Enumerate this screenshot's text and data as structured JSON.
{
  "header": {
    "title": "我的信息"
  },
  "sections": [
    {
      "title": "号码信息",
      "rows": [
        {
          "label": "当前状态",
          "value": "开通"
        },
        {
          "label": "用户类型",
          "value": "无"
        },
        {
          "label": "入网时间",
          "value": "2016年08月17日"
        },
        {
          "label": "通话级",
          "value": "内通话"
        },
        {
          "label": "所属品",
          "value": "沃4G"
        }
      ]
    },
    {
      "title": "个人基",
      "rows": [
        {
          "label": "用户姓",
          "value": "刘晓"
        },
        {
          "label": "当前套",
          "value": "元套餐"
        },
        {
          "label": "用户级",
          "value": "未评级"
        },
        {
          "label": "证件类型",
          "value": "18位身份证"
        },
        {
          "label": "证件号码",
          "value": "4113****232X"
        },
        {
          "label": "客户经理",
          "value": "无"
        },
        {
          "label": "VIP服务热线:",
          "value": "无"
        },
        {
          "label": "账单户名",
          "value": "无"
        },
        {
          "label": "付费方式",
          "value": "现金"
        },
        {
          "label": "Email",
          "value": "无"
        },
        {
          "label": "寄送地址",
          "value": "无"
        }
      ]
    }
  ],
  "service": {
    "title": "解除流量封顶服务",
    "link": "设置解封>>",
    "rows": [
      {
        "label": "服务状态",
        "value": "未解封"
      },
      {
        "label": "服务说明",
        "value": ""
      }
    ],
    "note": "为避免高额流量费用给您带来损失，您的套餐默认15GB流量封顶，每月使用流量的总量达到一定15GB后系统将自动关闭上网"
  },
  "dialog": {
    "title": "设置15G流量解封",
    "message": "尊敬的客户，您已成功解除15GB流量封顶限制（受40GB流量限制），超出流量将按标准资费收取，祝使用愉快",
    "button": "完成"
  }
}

What to work on: Take the entries above and copy them out exactly.

Answer to the task:
Enumerate this screenshot's text and data as structured JSON.
{
  "header": {
    "title": "我的信息"
  },
  "sections": [
    {
      "title": "号码信息",
      "rows": [
        {
          "label": "当前状态",
          "value": "开通"
        },
        {
          "label": "用户类型",
          "value": "无"
        },
        {
          "label": "入网时间",
          "value": "2016年08月17日"
        },
        {
          "label": "通话级",
          "value": "内通话"
        },
        {
          "label": "所属品",
          "value": "沃4G"
        }
      ]
    },
    {
      "title": "个人基",
      "rows": [
        {
          "label": "用户姓",
          "value": "刘晓"
        },
        {
          "label": "当前套",
          "value": "元套餐"
        },
        {
          "label": "用户级",
          "value": "未评级"
        },
        {
          "label": "证件类型",
          "value": "18位身份证"
        },
        {
          "label": "证件号码",
          "value": "4113****232X"
        },
        {
          "label": "客户经理",
          "value": "无"
        },
        {
          "label": "VIP服务热线:",
          "value": "无"
        },
        {
          "label": "账单户名",
          "value": "无"
        },
        {
          "label": "付费方式",
          "value": "现金"
        },
        {
          "label": "Email",
          "value": "无"
        },
        {
          "label": "寄送地址",
          "value": "无"
        }
      ]
    }
  ],
  "service": {
    "title": "解除流量封顶服务",
    "link": "设置解封>>",
    "rows": [
      {
        "label": "服务状态",
        "value": "未解封"
      },
      {
        "label": "服务说明",
        "value": ""
      }
    ],
    "note": "为避免高额流量费用给您带来损失，您的套餐默认15GB流量封顶，每月使用流量的总量达到一定15GB后系统将自动关闭上网"
  },
  "dialog": {
    "title": "设置15G流量解封",
    "message": "尊敬的客户，您已成功解除15GB流量封顶限制（受40GB流量限制），超出流量将按标准资费收取，祝使用愉快",
    "button": "完成"
  }
}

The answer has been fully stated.